> Job
Copy every entry word for word, but skip the pictures.

> Extracted information
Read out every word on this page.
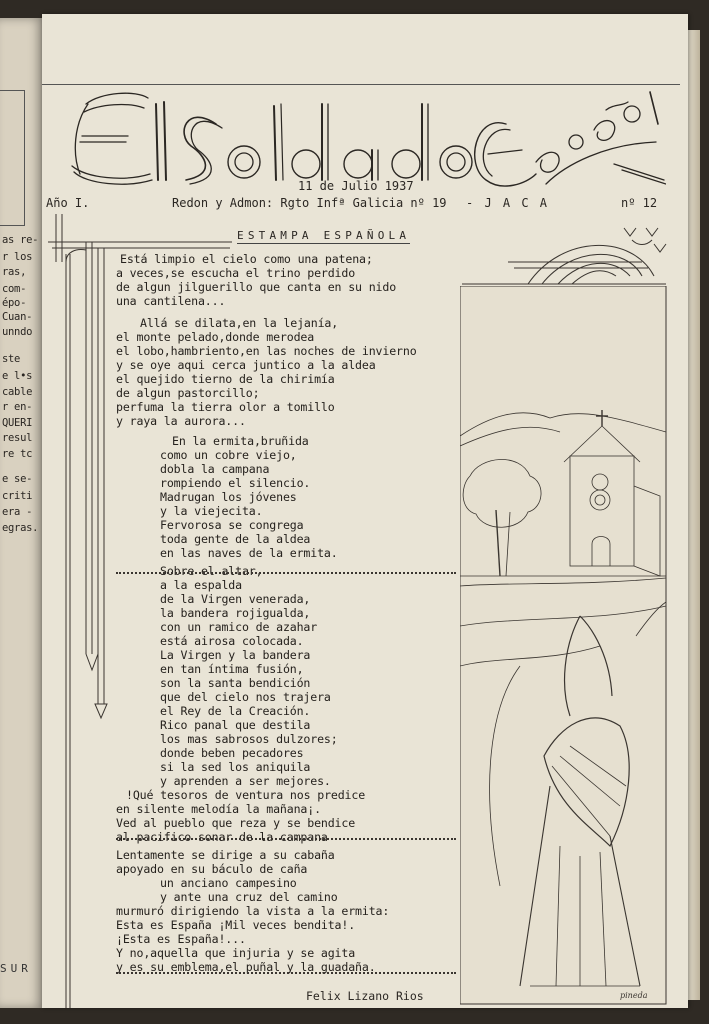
as re-
r los
ras,
com-
épo-
Cuan-
unndo
ste
e l•s
cable
r en-
QUERI
resul
re tc
e se-
criti
era -
egras.
SUR
11 de Julio 1937
Año I.	Redon y Admon: Rgto Infª Galicia nº 19 - J A C A	nº 12
ESTAMPA ESPAÑOLA
Está limpio el cielo como una patena;
a veces,se escucha el trino perdido
de algun jilguerillo que canta en su nido
una cantilena...
Allá se dilata,en la lejanía,
el monte pelado,donde merodea
el lobo,hambriento,en las noches de invierno
y se oye aqui cerca juntico a la aldea
el quejido tierno de la chirimía
de algun pastorcillo;
perfuma la tierra olor a tomillo
y raya la aurora...
En la ermita,bruñida
como un cobre viejo,
dobla la campana
rompiendo el silencio.
Madrugan los jóvenes
y la viejecita.
Fervorosa se congrega
toda gente de la aldea
en las naves de la ermita.
Sobre el altar,
a la espalda
de la Virgen venerada,
la bandera rojigualda,
con un ramico de azahar
está airosa colocada.
La Virgen y la bandera
en tan íntima fusión,
son la santa bendición
que del cielo nos trajera
el Rey de la Creación.
Rico panal que destila
los mas sabrosos dulzores;
donde beben pecadores
si la sed los aniquila
y aprenden a ser mejores.
!Qué tesoros de ventura nos predice
en silente melodía la mañana¡.
Ved al pueblo que reza y se bendice
al pacifico sonar de la campana
Lentamente se dirige a su cabaña
apoyado en su báculo de caña
un anciano campesino
y ante una cruz del camino
murmuró dirigiendo la vista a la ermita:
Esta es España ¡Mil veces bendita!.
¡Esta es España!...
Y no,aquella que injuria y se agita
y es su emblema,el puñal y la guadaña.
Felix Lizano Rios	pineda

> Reply to the exercise
Read out every word on this page.
as re-
r los
ras,
com-
épo-
Cuan-
unndo
ste
e l•s
cable
r en-
QUERI
resul
re tc
e se-
criti
era -
egras.
SUR
11 de Julio 1937
Año I.	Redon y Admon: Rgto Infª Galicia nº 19 - J A C A	nº 12
ESTAMPA ESPAÑOLA
Está limpio el cielo como una patena;
a veces,se escucha el trino perdido
de algun jilguerillo que canta en su nido
una cantilena...
Allá se dilata,en la lejanía,
el monte pelado,donde merodea
el lobo,hambriento,en las noches de invierno
y se oye aqui cerca juntico a la aldea
el quejido tierno de la chirimía
de algun pastorcillo;
perfuma la tierra olor a tomillo
y raya la aurora...
En la ermita,bruñida
como un cobre viejo,
dobla la campana
rompiendo el silencio.
Madrugan los jóvenes
y la viejecita.
Fervorosa se congrega
toda gente de la aldea
en las naves de la ermita.
Sobre el altar,
a la espalda
de la Virgen venerada,
la bandera rojigualda,
con un ramico de azahar
está airosa colocada.
La Virgen y la bandera
en tan íntima fusión,
son la santa bendición
que del cielo nos trajera
el Rey de la Creación.
Rico panal que destila
los mas sabrosos dulzores;
donde beben pecadores
si la sed los aniquila
y aprenden a ser mejores.
!Qué tesoros de ventura nos predice
en silente melodía la mañana¡.
Ved al pueblo que reza y se bendice
al pacifico sonar de la campana
Lentamente se dirige a su cabaña
apoyado en su báculo de caña
un anciano campesino
y ante una cruz del camino
murmuró dirigiendo la vista a la ermita:
Esta es España ¡Mil veces bendita!.
¡Esta es España!...
Y no,aquella que injuria y se agita
y es su emblema,el puñal y la guadaña.
Felix Lizano Rios	pineda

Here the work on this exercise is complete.